Exercise aim: Put every line from the start of the records down to the line containing "code-query-line3: .Select(e =>" into a JSON list of strings, one string per line and no blank lines.

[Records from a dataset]
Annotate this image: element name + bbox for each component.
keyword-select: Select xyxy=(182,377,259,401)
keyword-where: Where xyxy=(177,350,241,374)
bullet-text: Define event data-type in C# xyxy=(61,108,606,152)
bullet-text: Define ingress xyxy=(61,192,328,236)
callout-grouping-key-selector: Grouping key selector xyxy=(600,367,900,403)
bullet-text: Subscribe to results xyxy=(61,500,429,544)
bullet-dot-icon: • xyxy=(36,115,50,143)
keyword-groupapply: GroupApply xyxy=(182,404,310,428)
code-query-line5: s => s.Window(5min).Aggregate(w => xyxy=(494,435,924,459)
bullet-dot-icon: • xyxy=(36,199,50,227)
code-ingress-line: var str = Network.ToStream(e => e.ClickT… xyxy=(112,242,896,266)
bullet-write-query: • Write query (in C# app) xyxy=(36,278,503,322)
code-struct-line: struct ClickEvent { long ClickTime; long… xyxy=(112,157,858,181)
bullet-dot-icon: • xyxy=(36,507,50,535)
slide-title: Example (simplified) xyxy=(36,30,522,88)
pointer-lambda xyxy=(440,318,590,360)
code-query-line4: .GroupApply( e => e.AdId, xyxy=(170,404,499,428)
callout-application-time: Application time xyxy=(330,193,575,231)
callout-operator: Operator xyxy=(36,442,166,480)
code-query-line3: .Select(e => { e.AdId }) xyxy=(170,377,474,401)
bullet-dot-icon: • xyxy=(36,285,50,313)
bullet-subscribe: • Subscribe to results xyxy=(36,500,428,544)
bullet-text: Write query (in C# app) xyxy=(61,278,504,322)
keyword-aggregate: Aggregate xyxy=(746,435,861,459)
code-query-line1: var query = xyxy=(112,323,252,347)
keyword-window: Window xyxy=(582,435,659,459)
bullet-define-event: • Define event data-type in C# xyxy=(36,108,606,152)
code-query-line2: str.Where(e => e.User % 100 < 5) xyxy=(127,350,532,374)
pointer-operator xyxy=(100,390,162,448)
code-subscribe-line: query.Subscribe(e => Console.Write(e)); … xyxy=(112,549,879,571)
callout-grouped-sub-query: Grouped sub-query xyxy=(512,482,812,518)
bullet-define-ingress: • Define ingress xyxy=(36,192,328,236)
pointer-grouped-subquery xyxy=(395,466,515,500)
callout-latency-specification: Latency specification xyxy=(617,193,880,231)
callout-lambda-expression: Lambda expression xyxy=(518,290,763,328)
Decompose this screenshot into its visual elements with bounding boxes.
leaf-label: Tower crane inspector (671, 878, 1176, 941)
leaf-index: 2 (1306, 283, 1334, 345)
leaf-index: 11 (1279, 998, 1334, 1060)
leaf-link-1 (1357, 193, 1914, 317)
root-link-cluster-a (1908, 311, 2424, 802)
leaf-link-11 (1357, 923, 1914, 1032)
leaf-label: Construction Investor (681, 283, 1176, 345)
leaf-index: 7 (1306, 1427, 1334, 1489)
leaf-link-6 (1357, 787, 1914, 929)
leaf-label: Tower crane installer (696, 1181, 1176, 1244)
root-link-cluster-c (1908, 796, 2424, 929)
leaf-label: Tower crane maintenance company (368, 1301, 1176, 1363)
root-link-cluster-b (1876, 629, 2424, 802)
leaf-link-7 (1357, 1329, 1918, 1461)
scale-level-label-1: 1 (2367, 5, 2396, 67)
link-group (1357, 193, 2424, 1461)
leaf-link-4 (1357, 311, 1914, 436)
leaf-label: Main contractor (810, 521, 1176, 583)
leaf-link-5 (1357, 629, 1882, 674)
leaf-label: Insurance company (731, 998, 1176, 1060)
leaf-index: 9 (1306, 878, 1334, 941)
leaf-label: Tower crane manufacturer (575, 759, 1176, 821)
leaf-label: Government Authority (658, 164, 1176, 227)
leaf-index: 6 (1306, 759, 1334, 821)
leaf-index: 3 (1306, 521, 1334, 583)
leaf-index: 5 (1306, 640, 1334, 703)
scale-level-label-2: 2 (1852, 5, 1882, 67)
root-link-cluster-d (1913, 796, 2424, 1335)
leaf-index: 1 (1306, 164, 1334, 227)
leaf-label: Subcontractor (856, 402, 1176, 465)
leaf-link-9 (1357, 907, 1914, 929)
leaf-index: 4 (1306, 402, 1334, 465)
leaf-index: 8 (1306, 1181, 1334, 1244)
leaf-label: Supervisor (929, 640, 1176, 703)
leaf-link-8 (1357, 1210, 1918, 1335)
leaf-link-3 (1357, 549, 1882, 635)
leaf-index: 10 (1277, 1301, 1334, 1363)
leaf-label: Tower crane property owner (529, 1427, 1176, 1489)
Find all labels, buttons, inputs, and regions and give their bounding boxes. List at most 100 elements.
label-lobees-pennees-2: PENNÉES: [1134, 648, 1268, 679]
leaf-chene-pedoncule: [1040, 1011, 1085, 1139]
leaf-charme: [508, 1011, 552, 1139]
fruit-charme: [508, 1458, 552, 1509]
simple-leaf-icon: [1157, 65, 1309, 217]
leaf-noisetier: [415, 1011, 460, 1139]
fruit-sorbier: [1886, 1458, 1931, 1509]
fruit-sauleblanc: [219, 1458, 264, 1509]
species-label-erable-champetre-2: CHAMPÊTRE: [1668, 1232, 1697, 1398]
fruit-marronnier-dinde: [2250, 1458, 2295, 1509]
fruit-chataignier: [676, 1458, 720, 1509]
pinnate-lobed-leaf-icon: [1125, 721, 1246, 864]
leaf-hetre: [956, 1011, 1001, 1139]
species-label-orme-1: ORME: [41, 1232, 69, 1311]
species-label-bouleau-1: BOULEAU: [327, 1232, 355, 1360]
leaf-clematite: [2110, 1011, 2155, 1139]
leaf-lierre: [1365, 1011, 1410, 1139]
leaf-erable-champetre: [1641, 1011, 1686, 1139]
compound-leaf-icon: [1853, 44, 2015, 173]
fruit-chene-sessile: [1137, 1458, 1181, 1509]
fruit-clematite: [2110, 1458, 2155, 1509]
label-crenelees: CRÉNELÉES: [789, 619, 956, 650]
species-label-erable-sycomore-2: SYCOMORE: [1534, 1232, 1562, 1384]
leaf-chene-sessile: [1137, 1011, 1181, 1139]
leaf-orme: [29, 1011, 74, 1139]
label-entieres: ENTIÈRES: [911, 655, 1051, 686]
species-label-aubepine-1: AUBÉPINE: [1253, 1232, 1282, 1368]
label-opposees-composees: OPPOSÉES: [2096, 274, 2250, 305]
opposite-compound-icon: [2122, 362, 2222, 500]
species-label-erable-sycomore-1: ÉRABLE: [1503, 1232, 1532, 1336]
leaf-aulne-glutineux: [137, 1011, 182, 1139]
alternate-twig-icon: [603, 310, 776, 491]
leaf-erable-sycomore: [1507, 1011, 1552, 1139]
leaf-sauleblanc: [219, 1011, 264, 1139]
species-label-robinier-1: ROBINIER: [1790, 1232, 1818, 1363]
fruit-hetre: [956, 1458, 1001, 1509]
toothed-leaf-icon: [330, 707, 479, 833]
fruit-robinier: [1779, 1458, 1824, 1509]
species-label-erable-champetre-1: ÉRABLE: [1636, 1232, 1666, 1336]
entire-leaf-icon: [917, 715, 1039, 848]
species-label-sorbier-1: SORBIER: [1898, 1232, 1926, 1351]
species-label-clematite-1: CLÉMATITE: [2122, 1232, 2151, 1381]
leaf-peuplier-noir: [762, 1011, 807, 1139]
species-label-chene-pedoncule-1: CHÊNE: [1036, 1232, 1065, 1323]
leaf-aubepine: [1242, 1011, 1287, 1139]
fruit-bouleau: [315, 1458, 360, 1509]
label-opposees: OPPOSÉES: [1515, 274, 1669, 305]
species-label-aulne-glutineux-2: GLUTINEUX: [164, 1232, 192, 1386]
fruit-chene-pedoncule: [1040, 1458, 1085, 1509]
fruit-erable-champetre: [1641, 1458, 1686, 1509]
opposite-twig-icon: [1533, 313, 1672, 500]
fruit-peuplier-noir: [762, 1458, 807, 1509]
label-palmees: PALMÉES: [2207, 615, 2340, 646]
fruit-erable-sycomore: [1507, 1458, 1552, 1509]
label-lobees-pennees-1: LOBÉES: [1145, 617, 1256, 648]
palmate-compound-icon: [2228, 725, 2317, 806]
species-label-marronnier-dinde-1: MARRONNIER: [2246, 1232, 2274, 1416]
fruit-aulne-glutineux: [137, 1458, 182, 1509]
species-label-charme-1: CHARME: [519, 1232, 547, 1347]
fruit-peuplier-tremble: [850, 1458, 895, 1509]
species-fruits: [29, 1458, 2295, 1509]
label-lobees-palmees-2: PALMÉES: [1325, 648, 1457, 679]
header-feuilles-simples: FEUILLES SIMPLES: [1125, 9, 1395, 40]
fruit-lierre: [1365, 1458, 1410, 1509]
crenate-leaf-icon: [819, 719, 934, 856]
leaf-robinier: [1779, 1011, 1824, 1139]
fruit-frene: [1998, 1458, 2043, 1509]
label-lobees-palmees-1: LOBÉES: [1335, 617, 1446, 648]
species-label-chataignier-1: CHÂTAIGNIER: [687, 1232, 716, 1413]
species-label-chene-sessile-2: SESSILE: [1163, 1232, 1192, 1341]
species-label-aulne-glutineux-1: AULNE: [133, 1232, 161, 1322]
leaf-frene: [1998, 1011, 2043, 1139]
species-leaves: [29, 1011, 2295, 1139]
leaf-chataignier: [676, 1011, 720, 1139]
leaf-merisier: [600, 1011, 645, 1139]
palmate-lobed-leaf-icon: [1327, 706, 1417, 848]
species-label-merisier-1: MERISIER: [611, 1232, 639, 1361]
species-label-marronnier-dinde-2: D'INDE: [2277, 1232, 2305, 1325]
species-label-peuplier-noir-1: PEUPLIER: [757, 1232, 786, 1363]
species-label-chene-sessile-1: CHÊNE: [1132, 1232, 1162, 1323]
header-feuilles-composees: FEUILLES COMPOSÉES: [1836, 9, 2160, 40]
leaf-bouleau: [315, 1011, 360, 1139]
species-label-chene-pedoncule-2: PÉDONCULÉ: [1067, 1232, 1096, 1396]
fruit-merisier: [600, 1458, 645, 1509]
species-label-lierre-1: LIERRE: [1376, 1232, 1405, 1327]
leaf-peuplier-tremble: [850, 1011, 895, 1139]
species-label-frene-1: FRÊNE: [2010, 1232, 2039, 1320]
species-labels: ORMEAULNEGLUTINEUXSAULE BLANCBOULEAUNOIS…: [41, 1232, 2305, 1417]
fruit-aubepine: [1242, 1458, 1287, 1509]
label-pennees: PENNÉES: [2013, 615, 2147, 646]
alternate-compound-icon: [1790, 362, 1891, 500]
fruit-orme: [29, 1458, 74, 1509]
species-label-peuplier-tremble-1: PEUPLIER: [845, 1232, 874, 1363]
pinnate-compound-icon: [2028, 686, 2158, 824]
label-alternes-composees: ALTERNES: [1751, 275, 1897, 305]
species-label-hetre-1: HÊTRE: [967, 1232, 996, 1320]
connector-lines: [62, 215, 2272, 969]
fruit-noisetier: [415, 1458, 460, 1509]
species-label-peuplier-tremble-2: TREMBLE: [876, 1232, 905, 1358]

Expected output:
[
  "Annotate this image: element name + bbox for each component.",
  "keyword-select: Select xyxy=(182,377,259,401)",
  "keyword-where: Where xyxy=(177,350,241,374)",
  "bullet-text: Define event data-type in C# xyxy=(61,108,606,152)",
  "bullet-text: Define ingress xyxy=(61,192,328,236)",
  "callout-grouping-key-selector: Grouping key selector xyxy=(600,367,900,403)",
  "bullet-text: Subscribe to results xyxy=(61,500,429,544)",
  "bullet-dot-icon: • xyxy=(36,115,50,143)",
  "keyword-groupapply: GroupApply xyxy=(182,404,310,428)",
  "code-query-line5: s => s.Window(5min).Aggregate(w => xyxy=(494,435,924,459)",
  "bullet-dot-icon: • xyxy=(36,199,50,227)",
  "code-ingress-line: var str = Network.ToStream(e => e.ClickT… xyxy=(112,242,896,266)",
  "bullet-write-query: • Write query (in C# app) xyxy=(36,278,503,322)",
  "code-struct-line: struct ClickEvent { long ClickTime; long… xyxy=(112,157,858,181)",
  "bullet-dot-icon: • xyxy=(36,507,50,535)",
  "slide-title: Example (simplified) xyxy=(36,30,522,88)",
  "pointer-lambda xyxy=(440,318,590,360)",
  "code-query-line4: .GroupApply( e => e.AdId, xyxy=(170,404,499,428)",
  "callout-application-time: Application time xyxy=(330,193,575,231)",
  "callout-operator: Operator xyxy=(36,442,166,480)",
  "code-query-line3: .Select(e => { e.AdId }) xyxy=(170,377,474,401)"
]